§ **SUPPLIED MATERIAL**:
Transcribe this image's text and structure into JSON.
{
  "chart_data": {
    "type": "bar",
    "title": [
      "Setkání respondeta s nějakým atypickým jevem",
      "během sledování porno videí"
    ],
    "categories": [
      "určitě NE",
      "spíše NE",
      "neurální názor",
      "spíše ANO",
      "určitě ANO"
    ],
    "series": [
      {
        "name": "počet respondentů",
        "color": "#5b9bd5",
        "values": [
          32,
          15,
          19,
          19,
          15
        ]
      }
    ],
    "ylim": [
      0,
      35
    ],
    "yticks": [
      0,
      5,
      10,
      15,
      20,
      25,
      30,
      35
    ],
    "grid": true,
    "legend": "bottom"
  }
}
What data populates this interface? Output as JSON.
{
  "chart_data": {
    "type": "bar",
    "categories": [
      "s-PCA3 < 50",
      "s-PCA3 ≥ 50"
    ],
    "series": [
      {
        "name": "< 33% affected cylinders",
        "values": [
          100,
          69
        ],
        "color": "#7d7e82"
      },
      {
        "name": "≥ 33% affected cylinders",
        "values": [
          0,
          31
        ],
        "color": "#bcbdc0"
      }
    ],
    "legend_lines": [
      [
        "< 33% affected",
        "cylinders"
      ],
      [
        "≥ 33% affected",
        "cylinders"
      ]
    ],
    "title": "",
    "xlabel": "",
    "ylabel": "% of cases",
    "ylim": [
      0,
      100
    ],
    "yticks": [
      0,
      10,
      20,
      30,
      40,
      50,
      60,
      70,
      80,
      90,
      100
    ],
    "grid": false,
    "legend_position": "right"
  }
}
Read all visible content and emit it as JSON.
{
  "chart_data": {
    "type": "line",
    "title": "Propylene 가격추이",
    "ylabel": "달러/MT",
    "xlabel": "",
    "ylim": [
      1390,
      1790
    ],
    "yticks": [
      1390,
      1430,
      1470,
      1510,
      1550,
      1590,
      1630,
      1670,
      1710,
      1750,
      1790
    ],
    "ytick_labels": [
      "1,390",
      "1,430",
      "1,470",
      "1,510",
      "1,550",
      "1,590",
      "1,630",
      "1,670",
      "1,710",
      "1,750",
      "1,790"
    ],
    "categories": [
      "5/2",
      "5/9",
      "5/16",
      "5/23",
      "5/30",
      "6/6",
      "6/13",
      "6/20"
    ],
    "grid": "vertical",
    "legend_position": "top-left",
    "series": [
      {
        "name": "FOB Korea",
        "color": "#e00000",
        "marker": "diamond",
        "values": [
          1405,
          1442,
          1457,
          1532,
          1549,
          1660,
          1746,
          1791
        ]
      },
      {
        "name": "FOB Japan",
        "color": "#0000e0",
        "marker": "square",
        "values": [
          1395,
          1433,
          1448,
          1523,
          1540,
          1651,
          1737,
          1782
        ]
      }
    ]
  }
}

§ **EXERCISE BRIEF**: Write out all the records above again, exactly as they stand.

§ **CORRECT RESULT**:
Transcribe this image's text and structure into JSON.
{
  "chart_data": {
    "type": "bar",
    "title": [
      "Setkání respondeta s nějakým atypickým jevem",
      "během sledování porno videí"
    ],
    "categories": [
      "určitě NE",
      "spíše NE",
      "neurální názor",
      "spíše ANO",
      "určitě ANO"
    ],
    "series": [
      {
        "name": "počet respondentů",
        "color": "#5b9bd5",
        "values": [
          32,
          15,
          19,
          19,
          15
        ]
      }
    ],
    "ylim": [
      0,
      35
    ],
    "yticks": [
      0,
      5,
      10,
      15,
      20,
      25,
      30,
      35
    ],
    "grid": true,
    "legend": "bottom"
  }
}
What data populates this interface? Output as JSON.
{
  "chart_data": {
    "type": "bar",
    "categories": [
      "s-PCA3 < 50",
      "s-PCA3 ≥ 50"
    ],
    "series": [
      {
        "name": "< 33% affected cylinders",
        "values": [
          100,
          69
        ],
        "color": "#7d7e82"
      },
      {
        "name": "≥ 33% affected cylinders",
        "values": [
          0,
          31
        ],
        "color": "#bcbdc0"
      }
    ],
    "legend_lines": [
      [
        "< 33% affected",
        "cylinders"
      ],
      [
        "≥ 33% affected",
        "cylinders"
      ]
    ],
    "title": "",
    "xlabel": "",
    "ylabel": "% of cases",
    "ylim": [
      0,
      100
    ],
    "yticks": [
      0,
      10,
      20,
      30,
      40,
      50,
      60,
      70,
      80,
      90,
      100
    ],
    "grid": false,
    "legend_position": "right"
  }
}
Read all visible content and emit it as JSON.
{
  "chart_data": {
    "type": "line",
    "title": "Propylene 가격추이",
    "ylabel": "달러/MT",
    "xlabel": "",
    "ylim": [
      1390,
      1790
    ],
    "yticks": [
      1390,
      1430,
      1470,
      1510,
      1550,
      1590,
      1630,
      1670,
      1710,
      1750,
      1790
    ],
    "ytick_labels": [
      "1,390",
      "1,430",
      "1,470",
      "1,510",
      "1,550",
      "1,590",
      "1,630",
      "1,670",
      "1,710",
      "1,750",
      "1,790"
    ],
    "categories": [
      "5/2",
      "5/9",
      "5/16",
      "5/23",
      "5/30",
      "6/6",
      "6/13",
      "6/20"
    ],
    "grid": "vertical",
    "legend_position": "top-left",
    "series": [
      {
        "name": "FOB Korea",
        "color": "#e00000",
        "marker": "diamond",
        "values": [
          1405,
          1442,
          1457,
          1532,
          1549,
          1660,
          1746,
          1791
        ]
      },
      {
        "name": "FOB Japan",
        "color": "#0000e0",
        "marker": "square",
        "values": [
          1395,
          1433,
          1448,
          1523,
          1540,
          1651,
          1737,
          1782
        ]
      }
    ]
  }
}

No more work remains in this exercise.